Exercise requirements:
[A] Condense the paragraph of the UFW contract text that begins "Under the new contract" into a bulleted list that keeps its main facts.
[B] Answer these questions from the UFW contract text:
(i) On what date did Pacific Triple E sign its agreement with the UFW?
(ii) What was the piece rate before the new contract?
(iii) What pay rate applies to hours worked beyond 10 in a day?
[C] Reproduce the passage of the UFW contract text between "The contract prohibits" and "is no work.", inclusive.

:: Source text

UFW, ALRB, Unions, DOL

UFW. Pacific Triple E, a tomato grower in Tracy, signed a three-year agreement with the UFW on May 22, 2012 covering a peak 800 workers. The UFW was certified to represent Triple E in 1989. Operating Partner Jon Esformes, who took over in 2011, said it was time to negotiate a contract.

Under the new contract, tomato pickers will earn at least $8.50 an hour under piece rates of $0.56 to $0.575 per 25-pound bucket in San Joaquin county; piece rates are slightly higher in Merced and Fresno counties. The previous piece rate was $0.475, so the immediate increase for most pickers is 10.5 percent. The Pacific Triple E contract includes an employer contribution of $0.10 an hour to the UFW's JDLC pension plan, a grievance procedure and a seniority system, and three paid holidays.

The contract prohibits Triple E from requiring "cupped" or overfull buckets and discourages workers from "fluffing" their buckets to make them appear fuller than they are. Workers are to receive 1.5 times their usual pay for hours worked in excess of 10 a day, are to be paid for the time spent changing fields, and are to receive at least three hours reporting pay if they come to work as scheduled and there is no work.

::::
:: Extracted information

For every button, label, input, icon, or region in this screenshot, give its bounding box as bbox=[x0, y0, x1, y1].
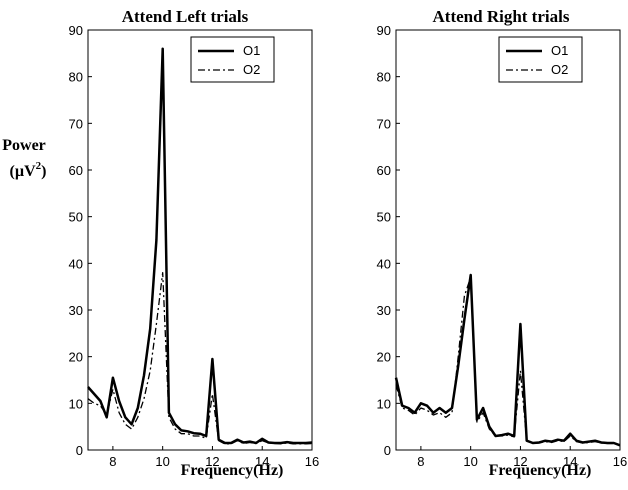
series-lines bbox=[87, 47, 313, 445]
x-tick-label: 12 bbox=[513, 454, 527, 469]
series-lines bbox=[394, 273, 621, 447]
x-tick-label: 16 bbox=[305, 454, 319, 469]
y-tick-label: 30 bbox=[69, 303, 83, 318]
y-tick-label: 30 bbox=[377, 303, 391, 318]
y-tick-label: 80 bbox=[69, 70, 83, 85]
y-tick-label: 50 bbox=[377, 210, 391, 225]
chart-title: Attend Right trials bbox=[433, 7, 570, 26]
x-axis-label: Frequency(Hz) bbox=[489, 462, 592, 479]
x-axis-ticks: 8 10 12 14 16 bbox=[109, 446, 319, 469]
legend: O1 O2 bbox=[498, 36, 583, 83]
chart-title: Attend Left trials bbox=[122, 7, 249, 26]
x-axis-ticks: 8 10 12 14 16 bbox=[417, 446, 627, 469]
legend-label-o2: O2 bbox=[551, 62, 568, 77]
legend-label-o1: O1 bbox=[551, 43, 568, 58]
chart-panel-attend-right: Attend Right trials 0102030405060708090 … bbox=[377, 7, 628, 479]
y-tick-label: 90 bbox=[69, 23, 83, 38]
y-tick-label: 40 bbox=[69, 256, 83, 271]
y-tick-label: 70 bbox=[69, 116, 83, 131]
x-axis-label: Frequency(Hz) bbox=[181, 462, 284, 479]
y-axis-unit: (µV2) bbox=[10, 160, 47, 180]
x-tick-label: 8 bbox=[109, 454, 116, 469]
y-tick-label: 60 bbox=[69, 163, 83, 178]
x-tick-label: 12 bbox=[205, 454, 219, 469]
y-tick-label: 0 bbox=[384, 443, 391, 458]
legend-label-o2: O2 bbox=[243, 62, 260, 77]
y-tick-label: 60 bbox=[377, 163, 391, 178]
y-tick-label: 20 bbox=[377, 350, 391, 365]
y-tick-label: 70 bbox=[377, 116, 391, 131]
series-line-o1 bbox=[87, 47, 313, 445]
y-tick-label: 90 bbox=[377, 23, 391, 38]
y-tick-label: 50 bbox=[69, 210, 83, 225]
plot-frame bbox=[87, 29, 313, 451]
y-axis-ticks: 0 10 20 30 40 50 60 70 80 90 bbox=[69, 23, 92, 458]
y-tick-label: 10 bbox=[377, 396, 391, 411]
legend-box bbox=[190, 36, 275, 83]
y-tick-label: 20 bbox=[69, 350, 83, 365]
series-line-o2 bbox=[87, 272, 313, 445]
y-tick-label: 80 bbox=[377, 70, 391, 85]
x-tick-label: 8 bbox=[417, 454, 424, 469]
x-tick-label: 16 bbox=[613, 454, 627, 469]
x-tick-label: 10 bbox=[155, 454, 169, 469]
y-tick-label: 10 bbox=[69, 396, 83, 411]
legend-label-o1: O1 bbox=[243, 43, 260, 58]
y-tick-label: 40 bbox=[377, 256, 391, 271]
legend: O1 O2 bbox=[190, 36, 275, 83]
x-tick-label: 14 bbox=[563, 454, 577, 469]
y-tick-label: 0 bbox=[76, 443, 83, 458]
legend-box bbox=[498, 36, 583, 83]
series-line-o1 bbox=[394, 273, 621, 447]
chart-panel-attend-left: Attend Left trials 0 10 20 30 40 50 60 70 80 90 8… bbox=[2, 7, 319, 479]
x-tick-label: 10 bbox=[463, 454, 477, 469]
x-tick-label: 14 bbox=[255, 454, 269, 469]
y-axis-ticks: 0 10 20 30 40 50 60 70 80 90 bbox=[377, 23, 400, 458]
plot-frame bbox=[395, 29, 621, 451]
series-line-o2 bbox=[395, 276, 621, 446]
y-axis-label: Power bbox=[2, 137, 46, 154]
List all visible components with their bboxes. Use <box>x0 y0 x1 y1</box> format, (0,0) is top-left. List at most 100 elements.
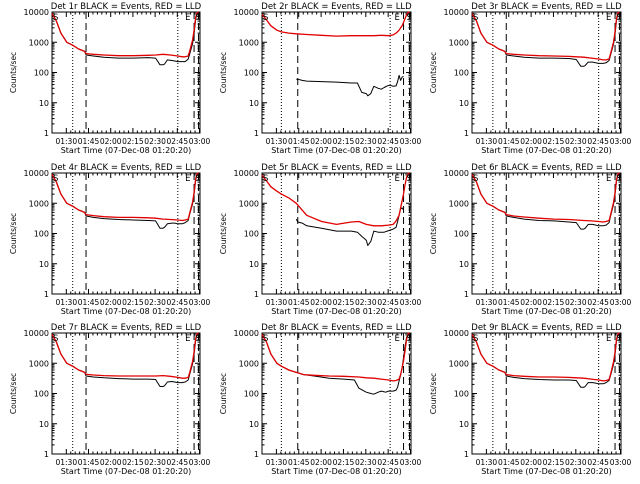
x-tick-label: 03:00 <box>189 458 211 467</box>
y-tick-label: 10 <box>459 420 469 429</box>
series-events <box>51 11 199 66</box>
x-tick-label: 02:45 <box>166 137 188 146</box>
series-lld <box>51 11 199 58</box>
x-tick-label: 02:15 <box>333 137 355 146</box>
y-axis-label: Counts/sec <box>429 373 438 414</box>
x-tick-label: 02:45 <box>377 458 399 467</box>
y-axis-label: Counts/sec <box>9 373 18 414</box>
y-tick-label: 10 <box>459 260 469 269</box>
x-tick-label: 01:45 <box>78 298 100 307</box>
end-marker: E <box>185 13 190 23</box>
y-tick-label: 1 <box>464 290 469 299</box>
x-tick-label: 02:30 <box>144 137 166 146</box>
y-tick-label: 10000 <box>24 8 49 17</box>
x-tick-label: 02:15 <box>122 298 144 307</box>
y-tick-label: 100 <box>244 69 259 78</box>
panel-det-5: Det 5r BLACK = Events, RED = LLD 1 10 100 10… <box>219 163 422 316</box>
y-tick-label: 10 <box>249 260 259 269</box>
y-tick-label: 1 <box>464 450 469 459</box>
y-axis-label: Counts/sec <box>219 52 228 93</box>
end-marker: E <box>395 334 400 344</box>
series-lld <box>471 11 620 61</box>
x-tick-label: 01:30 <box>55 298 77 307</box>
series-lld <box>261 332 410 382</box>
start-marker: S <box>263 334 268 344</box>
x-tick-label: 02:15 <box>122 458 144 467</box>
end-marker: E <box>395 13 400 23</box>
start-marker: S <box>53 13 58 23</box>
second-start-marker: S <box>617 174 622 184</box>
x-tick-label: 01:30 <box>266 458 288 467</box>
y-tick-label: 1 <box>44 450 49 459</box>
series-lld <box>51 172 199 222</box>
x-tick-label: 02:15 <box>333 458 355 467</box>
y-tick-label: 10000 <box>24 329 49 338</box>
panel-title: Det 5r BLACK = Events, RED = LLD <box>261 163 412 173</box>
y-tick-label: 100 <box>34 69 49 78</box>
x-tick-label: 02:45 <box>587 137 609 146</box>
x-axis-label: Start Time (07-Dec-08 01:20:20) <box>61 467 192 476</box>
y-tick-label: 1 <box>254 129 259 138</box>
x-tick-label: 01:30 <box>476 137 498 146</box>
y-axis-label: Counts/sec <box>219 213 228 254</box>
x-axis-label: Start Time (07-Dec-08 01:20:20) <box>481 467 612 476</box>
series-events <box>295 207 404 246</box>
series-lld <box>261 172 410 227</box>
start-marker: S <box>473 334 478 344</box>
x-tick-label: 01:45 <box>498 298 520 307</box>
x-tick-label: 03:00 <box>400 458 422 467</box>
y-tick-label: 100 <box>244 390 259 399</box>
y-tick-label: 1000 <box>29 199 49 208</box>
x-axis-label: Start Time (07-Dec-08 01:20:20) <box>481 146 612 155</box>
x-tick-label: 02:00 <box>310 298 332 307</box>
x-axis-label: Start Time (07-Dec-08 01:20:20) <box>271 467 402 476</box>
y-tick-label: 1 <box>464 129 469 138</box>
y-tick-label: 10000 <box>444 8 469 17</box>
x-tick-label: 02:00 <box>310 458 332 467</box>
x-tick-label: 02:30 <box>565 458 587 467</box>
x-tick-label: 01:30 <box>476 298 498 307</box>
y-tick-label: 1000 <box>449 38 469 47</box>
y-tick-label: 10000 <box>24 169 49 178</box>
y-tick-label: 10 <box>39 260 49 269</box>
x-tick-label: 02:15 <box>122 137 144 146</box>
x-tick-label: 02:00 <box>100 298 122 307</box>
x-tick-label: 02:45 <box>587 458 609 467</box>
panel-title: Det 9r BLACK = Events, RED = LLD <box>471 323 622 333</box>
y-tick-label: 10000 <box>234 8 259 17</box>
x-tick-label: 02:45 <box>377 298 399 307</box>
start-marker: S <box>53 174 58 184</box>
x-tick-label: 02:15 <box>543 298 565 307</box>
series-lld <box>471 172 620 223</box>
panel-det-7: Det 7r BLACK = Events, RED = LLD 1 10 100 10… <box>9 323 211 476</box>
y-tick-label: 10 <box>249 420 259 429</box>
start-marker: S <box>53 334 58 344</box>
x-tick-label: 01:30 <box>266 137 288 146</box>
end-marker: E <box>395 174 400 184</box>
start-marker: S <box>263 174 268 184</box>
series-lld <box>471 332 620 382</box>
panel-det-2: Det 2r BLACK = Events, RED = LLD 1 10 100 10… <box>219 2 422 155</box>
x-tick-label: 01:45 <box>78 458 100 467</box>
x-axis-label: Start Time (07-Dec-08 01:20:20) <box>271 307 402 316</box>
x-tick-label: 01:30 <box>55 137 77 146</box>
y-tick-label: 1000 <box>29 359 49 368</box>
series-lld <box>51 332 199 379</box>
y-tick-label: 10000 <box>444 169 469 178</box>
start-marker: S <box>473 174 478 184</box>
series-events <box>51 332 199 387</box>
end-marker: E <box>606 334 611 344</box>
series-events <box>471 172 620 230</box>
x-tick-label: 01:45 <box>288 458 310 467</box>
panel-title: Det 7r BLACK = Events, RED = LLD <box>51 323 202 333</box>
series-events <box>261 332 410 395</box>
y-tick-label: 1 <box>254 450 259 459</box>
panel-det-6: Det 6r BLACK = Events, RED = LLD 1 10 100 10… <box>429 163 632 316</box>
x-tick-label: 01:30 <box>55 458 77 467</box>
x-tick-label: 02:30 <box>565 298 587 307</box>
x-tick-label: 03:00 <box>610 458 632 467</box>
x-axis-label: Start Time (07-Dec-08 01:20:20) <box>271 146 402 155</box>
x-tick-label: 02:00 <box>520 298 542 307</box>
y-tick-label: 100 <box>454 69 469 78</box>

::::

Answer set:
[A]
- Tomato pickers will earn at least $8.50 an hour.
- Piece rates in San Joaquin county are $0.56 to $0.575 per 25-pound bucket. Rates are slightly higher in Merced and Fresno counties.
- The previous piece rate was $0.475, so most pickers get an immediate 10.5 percent increase.
- The employer pays $0.10 an hour to the UFW's JDLC pension plan.
- The contract includes a grievance procedure and a seniority system.
- Workers get three paid holidays.

[B]
(i) May 22, 2012
(ii) $0.475
(iii) 1.5 times the worker's usual pay

[C]
The contract prohibits Triple E from requiring "cupped" or overfull buckets and discourages workers from "fluffing" their buckets to make them appear fuller than they are. Workers are to receive 1.5 times their usual pay for hours worked in excess of 10 a day, are to be paid for the time spent changing fields, and are to receive at least three hours reporting pay if they come to work as scheduled and there is no work.